#### [Directions for this task]
Below is a block of records; repeat all of them exactly.

# Input for this task start

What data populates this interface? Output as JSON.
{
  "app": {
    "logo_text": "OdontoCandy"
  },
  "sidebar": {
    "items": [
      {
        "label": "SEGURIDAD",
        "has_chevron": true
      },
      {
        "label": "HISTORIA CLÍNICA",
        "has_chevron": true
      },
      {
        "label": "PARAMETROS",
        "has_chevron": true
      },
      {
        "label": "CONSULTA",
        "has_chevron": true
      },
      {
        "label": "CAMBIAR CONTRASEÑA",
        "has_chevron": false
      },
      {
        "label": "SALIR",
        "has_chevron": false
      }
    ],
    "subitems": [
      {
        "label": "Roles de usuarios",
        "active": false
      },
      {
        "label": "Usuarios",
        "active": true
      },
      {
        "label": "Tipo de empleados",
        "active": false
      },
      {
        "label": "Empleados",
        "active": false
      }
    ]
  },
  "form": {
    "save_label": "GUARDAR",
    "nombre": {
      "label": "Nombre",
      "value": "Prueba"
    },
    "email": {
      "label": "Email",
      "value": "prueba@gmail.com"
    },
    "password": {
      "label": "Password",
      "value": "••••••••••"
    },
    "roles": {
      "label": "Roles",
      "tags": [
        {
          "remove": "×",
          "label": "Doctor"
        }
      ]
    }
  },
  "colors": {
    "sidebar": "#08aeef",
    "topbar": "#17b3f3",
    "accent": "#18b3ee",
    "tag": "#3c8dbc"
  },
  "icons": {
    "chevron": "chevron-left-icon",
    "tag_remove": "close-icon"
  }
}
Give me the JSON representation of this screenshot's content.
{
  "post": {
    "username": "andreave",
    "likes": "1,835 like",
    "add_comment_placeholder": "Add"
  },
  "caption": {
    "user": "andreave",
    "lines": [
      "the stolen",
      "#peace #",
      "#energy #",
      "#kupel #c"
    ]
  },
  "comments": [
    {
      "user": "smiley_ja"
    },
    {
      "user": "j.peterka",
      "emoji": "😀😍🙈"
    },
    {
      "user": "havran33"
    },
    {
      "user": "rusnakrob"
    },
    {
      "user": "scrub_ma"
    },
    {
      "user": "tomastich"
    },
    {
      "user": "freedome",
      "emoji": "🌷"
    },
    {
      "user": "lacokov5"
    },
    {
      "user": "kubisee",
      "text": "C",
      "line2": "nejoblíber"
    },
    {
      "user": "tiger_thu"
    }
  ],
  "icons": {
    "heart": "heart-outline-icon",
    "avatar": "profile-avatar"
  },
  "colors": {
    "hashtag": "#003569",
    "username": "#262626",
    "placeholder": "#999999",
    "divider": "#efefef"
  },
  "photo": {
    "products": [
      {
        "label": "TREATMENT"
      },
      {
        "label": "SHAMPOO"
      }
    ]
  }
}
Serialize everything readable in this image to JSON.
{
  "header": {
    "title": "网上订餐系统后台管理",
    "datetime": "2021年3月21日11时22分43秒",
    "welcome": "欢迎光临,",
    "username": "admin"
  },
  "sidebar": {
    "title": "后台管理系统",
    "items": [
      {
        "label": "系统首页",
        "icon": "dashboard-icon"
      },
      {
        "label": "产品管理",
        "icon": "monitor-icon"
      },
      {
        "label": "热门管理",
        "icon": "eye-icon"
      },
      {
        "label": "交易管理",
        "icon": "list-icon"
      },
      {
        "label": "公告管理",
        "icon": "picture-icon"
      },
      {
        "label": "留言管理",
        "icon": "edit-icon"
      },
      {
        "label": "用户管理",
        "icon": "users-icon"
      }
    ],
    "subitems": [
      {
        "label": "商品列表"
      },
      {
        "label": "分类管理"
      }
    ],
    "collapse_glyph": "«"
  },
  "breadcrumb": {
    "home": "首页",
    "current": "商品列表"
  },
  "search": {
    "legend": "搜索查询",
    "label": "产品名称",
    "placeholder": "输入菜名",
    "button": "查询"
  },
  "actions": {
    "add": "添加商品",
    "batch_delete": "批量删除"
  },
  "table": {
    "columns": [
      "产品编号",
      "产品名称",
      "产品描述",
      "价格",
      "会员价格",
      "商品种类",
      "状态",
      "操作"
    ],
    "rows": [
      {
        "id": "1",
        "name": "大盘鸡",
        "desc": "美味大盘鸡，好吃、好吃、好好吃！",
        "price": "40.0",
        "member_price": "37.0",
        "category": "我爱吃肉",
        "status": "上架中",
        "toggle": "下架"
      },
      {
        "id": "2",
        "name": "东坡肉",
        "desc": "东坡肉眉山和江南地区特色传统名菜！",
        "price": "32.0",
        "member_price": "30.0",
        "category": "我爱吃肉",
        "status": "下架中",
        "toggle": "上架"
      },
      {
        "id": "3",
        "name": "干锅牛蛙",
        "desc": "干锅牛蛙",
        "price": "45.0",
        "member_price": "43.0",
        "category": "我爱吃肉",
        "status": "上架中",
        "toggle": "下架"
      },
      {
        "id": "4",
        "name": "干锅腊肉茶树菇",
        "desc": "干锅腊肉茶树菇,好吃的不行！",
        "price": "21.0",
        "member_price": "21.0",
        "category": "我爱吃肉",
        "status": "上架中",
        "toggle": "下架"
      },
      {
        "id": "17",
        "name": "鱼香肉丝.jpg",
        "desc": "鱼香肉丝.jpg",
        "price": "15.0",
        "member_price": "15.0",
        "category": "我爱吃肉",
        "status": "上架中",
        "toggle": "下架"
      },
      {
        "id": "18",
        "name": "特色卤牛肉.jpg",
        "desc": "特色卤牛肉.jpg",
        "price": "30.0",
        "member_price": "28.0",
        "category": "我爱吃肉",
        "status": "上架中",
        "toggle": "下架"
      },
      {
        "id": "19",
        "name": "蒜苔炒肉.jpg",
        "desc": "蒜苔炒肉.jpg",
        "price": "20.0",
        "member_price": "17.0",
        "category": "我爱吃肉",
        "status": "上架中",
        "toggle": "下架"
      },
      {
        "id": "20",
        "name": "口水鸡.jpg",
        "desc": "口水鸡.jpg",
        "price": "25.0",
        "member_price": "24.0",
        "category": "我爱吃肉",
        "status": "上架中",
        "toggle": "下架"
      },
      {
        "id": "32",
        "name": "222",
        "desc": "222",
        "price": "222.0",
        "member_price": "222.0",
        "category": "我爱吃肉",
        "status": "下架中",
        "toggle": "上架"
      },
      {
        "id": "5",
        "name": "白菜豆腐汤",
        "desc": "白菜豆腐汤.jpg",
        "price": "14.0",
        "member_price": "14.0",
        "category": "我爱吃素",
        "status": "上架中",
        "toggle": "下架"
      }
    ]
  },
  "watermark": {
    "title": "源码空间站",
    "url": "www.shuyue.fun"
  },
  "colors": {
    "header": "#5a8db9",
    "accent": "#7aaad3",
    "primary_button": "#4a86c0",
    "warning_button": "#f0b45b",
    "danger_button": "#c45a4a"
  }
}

# Input for this task end

#### [Exercise output]
What data populates this interface? Output as JSON.
{
  "app": {
    "logo_text": "OdontoCandy"
  },
  "sidebar": {
    "items": [
      {
        "label": "SEGURIDAD",
        "has_chevron": true
      },
      {
        "label": "HISTORIA CLÍNICA",
        "has_chevron": true
      },
      {
        "label": "PARAMETROS",
        "has_chevron": true
      },
      {
        "label": "CONSULTA",
        "has_chevron": true
      },
      {
        "label": "CAMBIAR CONTRASEÑA",
        "has_chevron": false
      },
      {
        "label": "SALIR",
        "has_chevron": false
      }
    ],
    "subitems": [
      {
        "label": "Roles de usuarios",
        "active": false
      },
      {
        "label": "Usuarios",
        "active": true
      },
      {
        "label": "Tipo de empleados",
        "active": false
      },
      {
        "label": "Empleados",
        "active": false
      }
    ]
  },
  "form": {
    "save_label": "GUARDAR",
    "nombre": {
      "label": "Nombre",
      "value": "Prueba"
    },
    "email": {
      "label": "Email",
      "value": "prueba@gmail.com"
    },
    "password": {
      "label": "Password",
      "value": "••••••••••"
    },
    "roles": {
      "label": "Roles",
      "tags": [
        {
          "remove": "×",
          "label": "Doctor"
        }
      ]
    }
  },
  "colors": {
    "sidebar": "#08aeef",
    "topbar": "#17b3f3",
    "accent": "#18b3ee",
    "tag": "#3c8dbc"
  },
  "icons": {
    "chevron": "chevron-left-icon",
    "tag_remove": "close-icon"
  }
}
Give me the JSON representation of this screenshot's content.
{
  "post": {
    "username": "andreave",
    "likes": "1,835 like",
    "add_comment_placeholder": "Add"
  },
  "caption": {
    "user": "andreave",
    "lines": [
      "the stolen",
      "#peace #",
      "#energy #",
      "#kupel #c"
    ]
  },
  "comments": [
    {
      "user": "smiley_ja"
    },
    {
      "user": "j.peterka",
      "emoji": "😀😍🙈"
    },
    {
      "user": "havran33"
    },
    {
      "user": "rusnakrob"
    },
    {
      "user": "scrub_ma"
    },
    {
      "user": "tomastich"
    },
    {
      "user": "freedome",
      "emoji": "🌷"
    },
    {
      "user": "lacokov5"
    },
    {
      "user": "kubisee",
      "text": "C",
      "line2": "nejoblíber"
    },
    {
      "user": "tiger_thu"
    }
  ],
  "icons": {
    "heart": "heart-outline-icon",
    "avatar": "profile-avatar"
  },
  "colors": {
    "hashtag": "#003569",
    "username": "#262626",
    "placeholder": "#999999",
    "divider": "#efefef"
  },
  "photo": {
    "products": [
      {
        "label": "TREATMENT"
      },
      {
        "label": "SHAMPOO"
      }
    ]
  }
}
Serialize everything readable in this image to JSON.
{
  "header": {
    "title": "网上订餐系统后台管理",
    "datetime": "2021年3月21日11时22分43秒",
    "welcome": "欢迎光临,",
    "username": "admin"
  },
  "sidebar": {
    "title": "后台管理系统",
    "items": [
      {
        "label": "系统首页",
        "icon": "dashboard-icon"
      },
      {
        "label": "产品管理",
        "icon": "monitor-icon"
      },
      {
        "label": "热门管理",
        "icon": "eye-icon"
      },
      {
        "label": "交易管理",
        "icon": "list-icon"
      },
      {
        "label": "公告管理",
        "icon": "picture-icon"
      },
      {
        "label": "留言管理",
        "icon": "edit-icon"
      },
      {
        "label": "用户管理",
        "icon": "users-icon"
      }
    ],
    "subitems": [
      {
        "label": "商品列表"
      },
      {
        "label": "分类管理"
      }
    ],
    "collapse_glyph": "«"
  },
  "breadcrumb": {
    "home": "首页",
    "current": "商品列表"
  },
  "search": {
    "legend": "搜索查询",
    "label": "产品名称",
    "placeholder": "输入菜名",
    "button": "查询"
  },
  "actions": {
    "add": "添加商品",
    "batch_delete": "批量删除"
  },
  "table": {
    "columns": [
      "产品编号",
      "产品名称",
      "产品描述",
      "价格",
      "会员价格",
      "商品种类",
      "状态",
      "操作"
    ],
    "rows": [
      {
        "id": "1",
        "name": "大盘鸡",
        "desc": "美味大盘鸡，好吃、好吃、好好吃！",
        "price": "40.0",
        "member_price": "37.0",
        "category": "我爱吃肉",
        "status": "上架中",
        "toggle": "下架"
      },
      {
        "id": "2",
        "name": "东坡肉",
        "desc": "东坡肉眉山和江南地区特色传统名菜！",
        "price": "32.0",
        "member_price": "30.0",
        "category": "我爱吃肉",
        "status": "下架中",
        "toggle": "上架"
      },
      {
        "id": "3",
        "name": "干锅牛蛙",
        "desc": "干锅牛蛙",
        "price": "45.0",
        "member_price": "43.0",
        "category": "我爱吃肉",
        "status": "上架中",
        "toggle": "下架"
      },
      {
        "id": "4",
        "name": "干锅腊肉茶树菇",
        "desc": "干锅腊肉茶树菇,好吃的不行！",
        "price": "21.0",
        "member_price": "21.0",
        "category": "我爱吃肉",
        "status": "上架中",
        "toggle": "下架"
      },
      {
        "id": "17",
        "name": "鱼香肉丝.jpg",
        "desc": "鱼香肉丝.jpg",
        "price": "15.0",
        "member_price": "15.0",
        "category": "我爱吃肉",
        "status": "上架中",
        "toggle": "下架"
      },
      {
        "id": "18",
        "name": "特色卤牛肉.jpg",
        "desc": "特色卤牛肉.jpg",
        "price": "30.0",
        "member_price": "28.0",
        "category": "我爱吃肉",
        "status": "上架中",
        "toggle": "下架"
      },
      {
        "id": "19",
        "name": "蒜苔炒肉.jpg",
        "desc": "蒜苔炒肉.jpg",
        "price": "20.0",
        "member_price": "17.0",
        "category": "我爱吃肉",
        "status": "上架中",
        "toggle": "下架"
      },
      {
        "id": "20",
        "name": "口水鸡.jpg",
        "desc": "口水鸡.jpg",
        "price": "25.0",
        "member_price": "24.0",
        "category": "我爱吃肉",
        "status": "上架中",
        "toggle": "下架"
      },
      {
        "id": "32",
        "name": "222",
        "desc": "222",
        "price": "222.0",
        "member_price": "222.0",
        "category": "我爱吃肉",
        "status": "下架中",
        "toggle": "上架"
      },
      {
        "id": "5",
        "name": "白菜豆腐汤",
        "desc": "白菜豆腐汤.jpg",
        "price": "14.0",
        "member_price": "14.0",
        "category": "我爱吃素",
        "status": "上架中",
        "toggle": "下架"
      }
    ]
  },
  "watermark": {
    "title": "源码空间站",
    "url": "www.shuyue.fun"
  },
  "colors": {
    "header": "#5a8db9",
    "accent": "#7aaad3",
    "primary_button": "#4a86c0",
    "warning_button": "#f0b45b",
    "danger_button": "#c45a4a"
  }
}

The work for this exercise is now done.